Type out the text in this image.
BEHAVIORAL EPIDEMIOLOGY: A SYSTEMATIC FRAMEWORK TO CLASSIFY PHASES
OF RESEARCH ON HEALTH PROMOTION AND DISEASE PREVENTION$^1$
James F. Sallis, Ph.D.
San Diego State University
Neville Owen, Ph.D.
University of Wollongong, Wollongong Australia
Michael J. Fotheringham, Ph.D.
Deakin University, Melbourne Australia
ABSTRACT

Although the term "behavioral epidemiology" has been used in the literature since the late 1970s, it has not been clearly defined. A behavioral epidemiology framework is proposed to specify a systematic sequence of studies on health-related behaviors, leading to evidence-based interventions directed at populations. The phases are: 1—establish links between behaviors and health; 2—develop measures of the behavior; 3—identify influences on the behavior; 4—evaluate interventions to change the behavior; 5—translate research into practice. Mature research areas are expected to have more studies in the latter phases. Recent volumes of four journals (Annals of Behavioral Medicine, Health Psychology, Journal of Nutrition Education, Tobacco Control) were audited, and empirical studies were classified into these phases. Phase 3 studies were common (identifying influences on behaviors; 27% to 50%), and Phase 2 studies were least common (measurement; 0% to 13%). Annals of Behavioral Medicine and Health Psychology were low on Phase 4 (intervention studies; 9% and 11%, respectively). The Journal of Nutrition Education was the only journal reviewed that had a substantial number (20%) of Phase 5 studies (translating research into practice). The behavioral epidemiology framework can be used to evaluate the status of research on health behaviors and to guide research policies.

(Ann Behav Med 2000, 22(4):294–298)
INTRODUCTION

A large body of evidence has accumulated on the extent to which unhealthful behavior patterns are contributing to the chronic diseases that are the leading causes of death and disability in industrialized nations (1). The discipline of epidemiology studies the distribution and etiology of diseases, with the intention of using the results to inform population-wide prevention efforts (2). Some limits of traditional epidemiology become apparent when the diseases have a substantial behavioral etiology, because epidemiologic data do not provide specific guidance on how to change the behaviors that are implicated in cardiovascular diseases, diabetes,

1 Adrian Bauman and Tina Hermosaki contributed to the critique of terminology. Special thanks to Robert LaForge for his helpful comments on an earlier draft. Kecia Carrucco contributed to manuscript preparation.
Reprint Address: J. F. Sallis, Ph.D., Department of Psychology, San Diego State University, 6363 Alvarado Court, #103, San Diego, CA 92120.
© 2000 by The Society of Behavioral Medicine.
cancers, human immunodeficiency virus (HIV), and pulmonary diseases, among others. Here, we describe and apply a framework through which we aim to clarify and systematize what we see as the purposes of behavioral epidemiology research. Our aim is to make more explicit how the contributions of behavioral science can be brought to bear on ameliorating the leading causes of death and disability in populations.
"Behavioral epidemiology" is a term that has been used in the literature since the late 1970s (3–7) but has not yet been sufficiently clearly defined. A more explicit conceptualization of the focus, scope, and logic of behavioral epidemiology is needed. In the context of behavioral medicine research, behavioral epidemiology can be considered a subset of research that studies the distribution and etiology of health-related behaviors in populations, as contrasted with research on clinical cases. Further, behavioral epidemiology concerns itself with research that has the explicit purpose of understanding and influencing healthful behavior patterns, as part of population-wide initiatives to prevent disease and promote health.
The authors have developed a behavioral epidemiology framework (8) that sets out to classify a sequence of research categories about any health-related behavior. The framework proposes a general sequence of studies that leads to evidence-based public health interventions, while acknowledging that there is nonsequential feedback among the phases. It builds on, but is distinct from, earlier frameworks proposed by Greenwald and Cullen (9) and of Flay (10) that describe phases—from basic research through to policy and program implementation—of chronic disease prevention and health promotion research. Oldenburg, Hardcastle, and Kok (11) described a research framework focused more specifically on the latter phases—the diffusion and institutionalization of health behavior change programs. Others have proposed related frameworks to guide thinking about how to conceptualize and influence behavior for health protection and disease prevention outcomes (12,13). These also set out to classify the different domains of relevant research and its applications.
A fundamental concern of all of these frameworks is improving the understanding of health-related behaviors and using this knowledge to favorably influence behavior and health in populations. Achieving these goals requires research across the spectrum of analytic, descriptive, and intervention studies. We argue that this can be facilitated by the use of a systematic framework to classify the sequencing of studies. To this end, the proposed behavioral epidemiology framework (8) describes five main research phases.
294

◇ ◇ ◇

The lines to copy are those above that contain the string "disability".

A large body of evidence has accumulated on the extent to which unhealthful behavior patterns are contributing to the chronic diseases that are the leading causes of death and disability in industrialized nations (1). The discipline of epidemiology studies the distribution and etiology of diseases, with the intention of using the results to inform population-wide prevention efforts (2). Some limits of traditional epidemiology become apparent when the diseases have a substantial behavioral etiology, because epidemiologic data do not provide specific guidance on how to change the behaviors that are implicated in cardiovascular diseases, diabetes,
cancers, human immunodeficiency virus (HIV), and pulmonary diseases, among others. Here, we describe and apply a framework through which we aim to clarify and systematize what we see as the purposes of behavioral epidemiology research. Our aim is to make more explicit how the contributions of behavioral science can be brought to bear on ameliorating the leading causes of death and disability in populations.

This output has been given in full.